WRITTEN TASK:
All of the data must be printed exactly; please include every line.

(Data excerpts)
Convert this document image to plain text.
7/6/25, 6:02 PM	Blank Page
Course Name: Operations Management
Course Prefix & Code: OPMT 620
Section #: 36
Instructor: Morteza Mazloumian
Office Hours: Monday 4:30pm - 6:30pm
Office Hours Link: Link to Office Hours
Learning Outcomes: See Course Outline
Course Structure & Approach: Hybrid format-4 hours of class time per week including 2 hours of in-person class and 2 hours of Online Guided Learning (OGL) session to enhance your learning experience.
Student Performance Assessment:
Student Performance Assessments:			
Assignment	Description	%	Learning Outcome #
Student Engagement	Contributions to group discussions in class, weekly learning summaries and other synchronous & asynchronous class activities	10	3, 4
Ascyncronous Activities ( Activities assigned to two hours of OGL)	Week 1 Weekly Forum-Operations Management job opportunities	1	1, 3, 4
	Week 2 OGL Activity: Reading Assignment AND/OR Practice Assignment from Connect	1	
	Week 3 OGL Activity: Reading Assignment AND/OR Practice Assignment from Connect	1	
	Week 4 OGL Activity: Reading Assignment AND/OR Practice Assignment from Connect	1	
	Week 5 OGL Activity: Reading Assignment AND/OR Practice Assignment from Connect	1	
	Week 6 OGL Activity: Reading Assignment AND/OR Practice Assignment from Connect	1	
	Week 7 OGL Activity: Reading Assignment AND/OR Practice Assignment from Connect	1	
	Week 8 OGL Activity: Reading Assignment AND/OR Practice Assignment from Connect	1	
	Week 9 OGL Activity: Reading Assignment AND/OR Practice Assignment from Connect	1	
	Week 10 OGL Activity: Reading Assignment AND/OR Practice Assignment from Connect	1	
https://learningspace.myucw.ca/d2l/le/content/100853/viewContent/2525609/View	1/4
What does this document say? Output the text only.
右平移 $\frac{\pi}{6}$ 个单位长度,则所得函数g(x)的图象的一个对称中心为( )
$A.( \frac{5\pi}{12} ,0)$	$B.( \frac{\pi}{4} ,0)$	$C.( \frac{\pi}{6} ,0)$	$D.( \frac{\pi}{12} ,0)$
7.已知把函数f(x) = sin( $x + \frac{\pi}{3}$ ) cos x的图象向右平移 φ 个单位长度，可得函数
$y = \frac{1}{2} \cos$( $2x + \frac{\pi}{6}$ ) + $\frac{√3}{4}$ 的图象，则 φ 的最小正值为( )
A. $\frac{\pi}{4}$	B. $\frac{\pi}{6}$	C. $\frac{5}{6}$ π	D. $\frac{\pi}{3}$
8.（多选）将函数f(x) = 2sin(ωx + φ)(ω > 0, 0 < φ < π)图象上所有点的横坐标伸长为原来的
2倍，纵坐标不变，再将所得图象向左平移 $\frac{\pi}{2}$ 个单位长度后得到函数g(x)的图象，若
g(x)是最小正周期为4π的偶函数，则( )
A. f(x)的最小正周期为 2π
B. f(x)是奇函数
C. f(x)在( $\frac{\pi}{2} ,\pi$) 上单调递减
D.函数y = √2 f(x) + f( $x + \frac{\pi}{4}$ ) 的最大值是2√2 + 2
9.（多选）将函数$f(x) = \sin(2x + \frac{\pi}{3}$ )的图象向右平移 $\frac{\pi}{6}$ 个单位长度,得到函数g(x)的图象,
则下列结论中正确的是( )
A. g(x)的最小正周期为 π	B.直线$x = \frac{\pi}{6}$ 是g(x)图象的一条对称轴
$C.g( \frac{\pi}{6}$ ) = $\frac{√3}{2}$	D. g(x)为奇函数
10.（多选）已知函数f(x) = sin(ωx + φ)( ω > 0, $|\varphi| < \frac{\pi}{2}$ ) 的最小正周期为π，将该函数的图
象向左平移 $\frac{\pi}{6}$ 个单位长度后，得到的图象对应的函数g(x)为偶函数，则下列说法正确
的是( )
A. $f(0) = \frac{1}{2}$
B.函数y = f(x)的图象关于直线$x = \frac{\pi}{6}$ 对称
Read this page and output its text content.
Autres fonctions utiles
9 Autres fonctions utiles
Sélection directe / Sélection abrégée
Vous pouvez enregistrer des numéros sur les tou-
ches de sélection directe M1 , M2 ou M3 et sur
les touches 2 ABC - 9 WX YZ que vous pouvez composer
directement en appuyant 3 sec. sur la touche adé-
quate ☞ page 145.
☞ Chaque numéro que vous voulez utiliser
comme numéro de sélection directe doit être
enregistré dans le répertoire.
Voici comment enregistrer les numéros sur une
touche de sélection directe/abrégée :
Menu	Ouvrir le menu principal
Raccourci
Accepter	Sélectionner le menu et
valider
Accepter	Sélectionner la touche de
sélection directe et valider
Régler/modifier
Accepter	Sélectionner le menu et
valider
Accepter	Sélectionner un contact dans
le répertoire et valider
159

FINISHED ANSWER:
Convert this document image to plain text.
7/6/25, 6:02 PM	Blank Page
Course Name: Operations Management
Course Prefix & Code: OPMT 620
Section #: 36
Instructor: Morteza Mazloumian
Office Hours: Monday 4:30pm - 6:30pm
Office Hours Link: Link to Office Hours
Learning Outcomes: See Course Outline
Course Structure & Approach: Hybrid format-4 hours of class time per week including 2 hours of in-person class and 2 hours of Online Guided Learning (OGL) session to enhance your learning experience.
Student Performance Assessment:
Student Performance Assessments:			
Assignment	Description	%	Learning Outcome #
Student Engagement	Contributions to group discussions in class, weekly learning summaries and other synchronous & asynchronous class activities	10	3, 4
Ascyncronous Activities ( Activities assigned to two hours of OGL)	Week 1 Weekly Forum-Operations Management job opportunities	1	1, 3, 4
	Week 2 OGL Activity: Reading Assignment AND/OR Practice Assignment from Connect	1	
	Week 3 OGL Activity: Reading Assignment AND/OR Practice Assignment from Connect	1	
	Week 4 OGL Activity: Reading Assignment AND/OR Practice Assignment from Connect	1	
	Week 5 OGL Activity: Reading Assignment AND/OR Practice Assignment from Connect	1	
	Week 6 OGL Activity: Reading Assignment AND/OR Practice Assignment from Connect	1	
	Week 7 OGL Activity: Reading Assignment AND/OR Practice Assignment from Connect	1	
	Week 8 OGL Activity: Reading Assignment AND/OR Practice Assignment from Connect	1	
	Week 9 OGL Activity: Reading Assignment AND/OR Practice Assignment from Connect	1	
	Week 10 OGL Activity: Reading Assignment AND/OR Practice Assignment from Connect	1	
https://learningspace.myucw.ca/d2l/le/content/100853/viewContent/2525609/View	1/4
What does this document say? Output the text only.
右平移 $\frac{\pi}{6}$ 个单位长度,则所得函数g(x)的图象的一个对称中心为( )
$A.( \frac{5\pi}{12} ,0)$	$B.( \frac{\pi}{4} ,0)$	$C.( \frac{\pi}{6} ,0)$	$D.( \frac{\pi}{12} ,0)$
7.已知把函数f(x) = sin( $x + \frac{\pi}{3}$ ) cos x的图象向右平移 φ 个单位长度，可得函数
$y = \frac{1}{2} \cos$( $2x + \frac{\pi}{6}$ ) + $\frac{√3}{4}$ 的图象，则 φ 的最小正值为( )
A. $\frac{\pi}{4}$	B. $\frac{\pi}{6}$	C. $\frac{5}{6}$ π	D. $\frac{\pi}{3}$
8.（多选）将函数f(x) = 2sin(ωx + φ)(ω > 0, 0 < φ < π)图象上所有点的横坐标伸长为原来的
2倍，纵坐标不变，再将所得图象向左平移 $\frac{\pi}{2}$ 个单位长度后得到函数g(x)的图象，若
g(x)是最小正周期为4π的偶函数，则( )
A. f(x)的最小正周期为 2π
B. f(x)是奇函数
C. f(x)在( $\frac{\pi}{2} ,\pi$) 上单调递减
D.函数y = √2 f(x) + f( $x + \frac{\pi}{4}$ ) 的最大值是2√2 + 2
9.（多选）将函数$f(x) = \sin(2x + \frac{\pi}{3}$ )的图象向右平移 $\frac{\pi}{6}$ 个单位长度,得到函数g(x)的图象,
则下列结论中正确的是( )
A. g(x)的最小正周期为 π	B.直线$x = \frac{\pi}{6}$ 是g(x)图象的一条对称轴
$C.g( \frac{\pi}{6}$ ) = $\frac{√3}{2}$	D. g(x)为奇函数
10.（多选）已知函数f(x) = sin(ωx + φ)( ω > 0, $|\varphi| < \frac{\pi}{2}$ ) 的最小正周期为π，将该函数的图
象向左平移 $\frac{\pi}{6}$ 个单位长度后，得到的图象对应的函数g(x)为偶函数，则下列说法正确
的是( )
A. $f(0) = \frac{1}{2}$
B.函数y = f(x)的图象关于直线$x = \frac{\pi}{6}$ 对称
Read this page and output its text content.
Autres fonctions utiles
9 Autres fonctions utiles
Sélection directe / Sélection abrégée
Vous pouvez enregistrer des numéros sur les tou-
ches de sélection directe M1 , M2 ou M3 et sur
les touches 2 ABC - 9 WX YZ que vous pouvez composer
directement en appuyant 3 sec. sur la touche adé-
quate ☞ page 145.
☞ Chaque numéro que vous voulez utiliser
comme numéro de sélection directe doit être
enregistré dans le répertoire.
Voici comment enregistrer les numéros sur une
touche de sélection directe/abrégée :
Menu	Ouvrir le menu principal
Raccourci
Accepter	Sélectionner le menu et
valider
Accepter	Sélectionner la touche de
sélection directe et valider
Régler/modifier
Accepter	Sélectionner le menu et
valider
Accepter	Sélectionner un contact dans
le répertoire et valider
159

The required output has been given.